Exercise requirements:
Gather every line holding the string "содействие".

Collected data
______
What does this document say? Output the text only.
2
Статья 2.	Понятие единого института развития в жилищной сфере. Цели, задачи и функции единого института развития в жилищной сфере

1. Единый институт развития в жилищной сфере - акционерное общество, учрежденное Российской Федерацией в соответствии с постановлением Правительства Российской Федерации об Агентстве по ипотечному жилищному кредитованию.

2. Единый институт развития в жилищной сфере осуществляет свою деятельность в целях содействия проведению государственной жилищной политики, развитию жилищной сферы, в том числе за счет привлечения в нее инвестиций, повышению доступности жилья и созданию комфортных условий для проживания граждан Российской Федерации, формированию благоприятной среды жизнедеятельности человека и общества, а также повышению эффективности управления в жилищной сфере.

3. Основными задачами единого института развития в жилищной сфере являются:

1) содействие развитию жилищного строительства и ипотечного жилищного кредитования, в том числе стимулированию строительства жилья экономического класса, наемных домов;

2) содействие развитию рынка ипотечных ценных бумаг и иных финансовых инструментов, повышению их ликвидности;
______
Result of this exercise:
1) содействие развитию жилищного строительства и ипотечного жилищного кредитования, в том числе стимулированию строительства жилья экономического класса, наемных домов;
2) содействие развитию рынка ипотечных ценных бумаг и иных финансовых инструментов, повышению их ликвидности;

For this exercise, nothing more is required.